--- start Provided information ---

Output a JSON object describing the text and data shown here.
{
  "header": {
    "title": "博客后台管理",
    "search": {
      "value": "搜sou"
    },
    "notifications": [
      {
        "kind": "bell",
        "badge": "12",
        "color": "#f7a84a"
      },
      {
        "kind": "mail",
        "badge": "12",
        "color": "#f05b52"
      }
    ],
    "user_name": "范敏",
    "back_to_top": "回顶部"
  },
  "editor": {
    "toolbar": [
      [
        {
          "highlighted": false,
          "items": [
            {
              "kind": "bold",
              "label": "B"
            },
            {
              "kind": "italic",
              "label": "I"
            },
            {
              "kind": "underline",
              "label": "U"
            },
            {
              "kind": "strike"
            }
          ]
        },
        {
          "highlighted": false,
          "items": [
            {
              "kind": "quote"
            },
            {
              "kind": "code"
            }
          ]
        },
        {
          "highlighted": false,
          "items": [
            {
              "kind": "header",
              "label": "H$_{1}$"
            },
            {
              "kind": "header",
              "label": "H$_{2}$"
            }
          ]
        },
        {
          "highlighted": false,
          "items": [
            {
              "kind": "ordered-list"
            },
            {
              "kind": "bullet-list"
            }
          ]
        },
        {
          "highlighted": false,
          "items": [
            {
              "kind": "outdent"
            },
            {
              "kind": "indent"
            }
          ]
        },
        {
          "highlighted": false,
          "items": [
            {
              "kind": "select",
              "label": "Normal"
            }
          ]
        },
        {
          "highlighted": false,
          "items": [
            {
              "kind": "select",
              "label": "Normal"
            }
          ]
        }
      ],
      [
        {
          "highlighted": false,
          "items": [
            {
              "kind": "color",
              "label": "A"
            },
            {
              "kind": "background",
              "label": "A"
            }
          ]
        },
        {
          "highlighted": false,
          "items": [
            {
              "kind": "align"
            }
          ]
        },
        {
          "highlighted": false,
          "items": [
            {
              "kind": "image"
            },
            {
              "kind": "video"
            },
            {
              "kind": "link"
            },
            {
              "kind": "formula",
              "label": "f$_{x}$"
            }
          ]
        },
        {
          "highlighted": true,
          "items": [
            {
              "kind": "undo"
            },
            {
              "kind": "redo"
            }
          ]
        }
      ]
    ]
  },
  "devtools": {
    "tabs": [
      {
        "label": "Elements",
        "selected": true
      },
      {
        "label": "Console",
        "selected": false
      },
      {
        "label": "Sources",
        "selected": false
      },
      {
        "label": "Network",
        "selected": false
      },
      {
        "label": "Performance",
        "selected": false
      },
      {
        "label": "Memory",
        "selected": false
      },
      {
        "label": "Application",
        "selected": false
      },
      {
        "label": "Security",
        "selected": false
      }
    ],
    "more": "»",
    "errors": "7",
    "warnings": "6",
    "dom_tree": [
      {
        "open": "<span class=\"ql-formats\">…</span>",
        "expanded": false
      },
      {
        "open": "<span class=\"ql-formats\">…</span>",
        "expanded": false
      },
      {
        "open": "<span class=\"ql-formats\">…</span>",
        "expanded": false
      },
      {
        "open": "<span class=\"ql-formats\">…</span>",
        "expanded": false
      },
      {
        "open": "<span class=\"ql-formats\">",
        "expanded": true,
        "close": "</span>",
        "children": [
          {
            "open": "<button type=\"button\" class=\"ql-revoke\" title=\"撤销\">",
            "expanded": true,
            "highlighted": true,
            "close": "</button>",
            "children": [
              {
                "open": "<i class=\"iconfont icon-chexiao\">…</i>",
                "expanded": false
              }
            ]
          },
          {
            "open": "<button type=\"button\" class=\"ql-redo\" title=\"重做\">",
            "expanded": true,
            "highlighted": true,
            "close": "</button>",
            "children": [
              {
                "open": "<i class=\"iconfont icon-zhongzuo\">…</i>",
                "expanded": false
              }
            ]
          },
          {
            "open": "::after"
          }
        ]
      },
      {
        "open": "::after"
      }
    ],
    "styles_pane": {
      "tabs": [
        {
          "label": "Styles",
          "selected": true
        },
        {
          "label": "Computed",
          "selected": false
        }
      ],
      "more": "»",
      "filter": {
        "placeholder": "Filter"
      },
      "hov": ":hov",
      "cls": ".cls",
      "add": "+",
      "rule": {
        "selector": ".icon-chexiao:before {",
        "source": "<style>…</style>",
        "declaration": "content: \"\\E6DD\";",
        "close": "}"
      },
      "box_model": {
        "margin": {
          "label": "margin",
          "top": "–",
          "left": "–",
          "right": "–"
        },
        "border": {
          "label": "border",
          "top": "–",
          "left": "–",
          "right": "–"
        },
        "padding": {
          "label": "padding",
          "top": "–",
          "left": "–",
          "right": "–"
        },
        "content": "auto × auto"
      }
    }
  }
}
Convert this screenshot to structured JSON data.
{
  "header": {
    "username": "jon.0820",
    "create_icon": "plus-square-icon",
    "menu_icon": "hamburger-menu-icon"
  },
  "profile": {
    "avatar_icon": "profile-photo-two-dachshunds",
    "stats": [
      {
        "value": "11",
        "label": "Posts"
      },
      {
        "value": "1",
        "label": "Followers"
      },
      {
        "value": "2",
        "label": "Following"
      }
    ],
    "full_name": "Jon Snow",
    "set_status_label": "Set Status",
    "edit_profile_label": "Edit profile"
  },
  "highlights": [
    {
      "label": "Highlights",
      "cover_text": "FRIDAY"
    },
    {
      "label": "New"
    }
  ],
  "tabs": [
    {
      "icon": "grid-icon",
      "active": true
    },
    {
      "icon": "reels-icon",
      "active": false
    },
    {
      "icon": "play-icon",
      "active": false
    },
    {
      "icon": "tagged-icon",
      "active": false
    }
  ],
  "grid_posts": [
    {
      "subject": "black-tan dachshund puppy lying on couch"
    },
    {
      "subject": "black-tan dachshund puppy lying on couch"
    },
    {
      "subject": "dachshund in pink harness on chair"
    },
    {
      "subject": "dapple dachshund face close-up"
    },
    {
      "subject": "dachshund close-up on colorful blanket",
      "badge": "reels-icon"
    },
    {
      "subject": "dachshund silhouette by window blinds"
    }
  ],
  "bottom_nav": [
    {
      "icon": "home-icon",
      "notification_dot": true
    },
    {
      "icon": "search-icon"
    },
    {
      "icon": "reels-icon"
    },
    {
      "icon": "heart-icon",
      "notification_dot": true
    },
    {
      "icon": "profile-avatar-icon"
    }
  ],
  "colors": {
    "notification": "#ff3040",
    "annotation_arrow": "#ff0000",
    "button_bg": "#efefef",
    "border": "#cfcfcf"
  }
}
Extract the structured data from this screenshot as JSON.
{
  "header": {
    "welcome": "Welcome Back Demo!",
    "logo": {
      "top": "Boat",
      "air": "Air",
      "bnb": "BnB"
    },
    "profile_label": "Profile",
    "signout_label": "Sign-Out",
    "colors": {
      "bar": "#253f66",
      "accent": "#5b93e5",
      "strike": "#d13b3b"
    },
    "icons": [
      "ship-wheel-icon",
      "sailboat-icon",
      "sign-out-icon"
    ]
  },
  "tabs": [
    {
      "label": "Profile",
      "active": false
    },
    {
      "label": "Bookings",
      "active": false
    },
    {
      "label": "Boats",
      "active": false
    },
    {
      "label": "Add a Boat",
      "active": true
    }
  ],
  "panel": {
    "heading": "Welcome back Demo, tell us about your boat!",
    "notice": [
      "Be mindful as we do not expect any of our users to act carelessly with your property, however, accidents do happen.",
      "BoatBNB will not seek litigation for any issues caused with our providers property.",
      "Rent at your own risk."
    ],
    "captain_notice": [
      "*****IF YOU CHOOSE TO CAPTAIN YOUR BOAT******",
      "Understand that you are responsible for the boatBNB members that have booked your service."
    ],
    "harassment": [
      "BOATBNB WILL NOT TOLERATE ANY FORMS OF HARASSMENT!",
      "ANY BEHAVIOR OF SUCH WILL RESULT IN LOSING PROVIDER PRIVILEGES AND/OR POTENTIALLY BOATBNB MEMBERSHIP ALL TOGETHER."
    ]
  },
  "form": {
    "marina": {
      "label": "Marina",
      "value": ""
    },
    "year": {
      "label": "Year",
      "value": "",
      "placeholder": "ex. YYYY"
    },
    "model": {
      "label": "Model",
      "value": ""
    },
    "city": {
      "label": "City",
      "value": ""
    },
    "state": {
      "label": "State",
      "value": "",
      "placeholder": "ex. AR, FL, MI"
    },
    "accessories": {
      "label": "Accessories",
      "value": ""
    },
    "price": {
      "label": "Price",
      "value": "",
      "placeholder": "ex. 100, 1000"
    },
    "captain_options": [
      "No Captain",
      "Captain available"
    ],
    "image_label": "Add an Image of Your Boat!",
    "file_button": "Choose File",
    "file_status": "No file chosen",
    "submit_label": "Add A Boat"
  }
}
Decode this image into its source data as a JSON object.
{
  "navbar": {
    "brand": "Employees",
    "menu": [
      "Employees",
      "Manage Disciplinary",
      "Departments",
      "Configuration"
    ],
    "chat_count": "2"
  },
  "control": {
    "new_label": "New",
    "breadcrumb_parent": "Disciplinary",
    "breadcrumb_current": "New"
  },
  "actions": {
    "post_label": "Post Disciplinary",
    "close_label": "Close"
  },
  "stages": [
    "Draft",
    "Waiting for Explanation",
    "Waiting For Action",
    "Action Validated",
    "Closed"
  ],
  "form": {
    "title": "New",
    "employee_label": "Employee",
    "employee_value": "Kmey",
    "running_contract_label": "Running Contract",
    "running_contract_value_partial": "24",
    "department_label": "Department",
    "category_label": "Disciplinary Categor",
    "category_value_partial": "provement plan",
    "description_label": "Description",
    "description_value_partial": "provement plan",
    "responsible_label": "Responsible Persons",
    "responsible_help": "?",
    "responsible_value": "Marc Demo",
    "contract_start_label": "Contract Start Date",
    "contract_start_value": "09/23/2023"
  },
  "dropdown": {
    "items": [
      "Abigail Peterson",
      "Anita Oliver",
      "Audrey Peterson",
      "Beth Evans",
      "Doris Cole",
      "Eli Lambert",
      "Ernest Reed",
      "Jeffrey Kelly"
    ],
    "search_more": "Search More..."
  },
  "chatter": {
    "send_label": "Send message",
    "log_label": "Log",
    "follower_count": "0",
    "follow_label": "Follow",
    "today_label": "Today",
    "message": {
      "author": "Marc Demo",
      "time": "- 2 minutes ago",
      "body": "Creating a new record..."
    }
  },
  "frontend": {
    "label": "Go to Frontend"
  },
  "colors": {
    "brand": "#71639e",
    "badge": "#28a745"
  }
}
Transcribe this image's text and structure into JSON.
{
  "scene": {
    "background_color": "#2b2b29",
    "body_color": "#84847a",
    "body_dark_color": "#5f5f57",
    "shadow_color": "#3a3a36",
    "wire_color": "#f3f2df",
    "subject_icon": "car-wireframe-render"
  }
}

--- end Provided information ---

- Task instructions
Through the last line of the entries above, beginning at the line containing "Transcribe this image's", transcribe each line exactly, both ends included and nothing more.

- Complete output
Transcribe this image's text and structure into JSON.
{
  "scene": {
    "background_color": "#2b2b29",
    "body_color": "#84847a",
    "body_dark_color": "#5f5f57",
    "shadow_color": "#3a3a36",
    "wire_color": "#f3f2df",
    "subject_icon": "car-wireframe-render"
  }
}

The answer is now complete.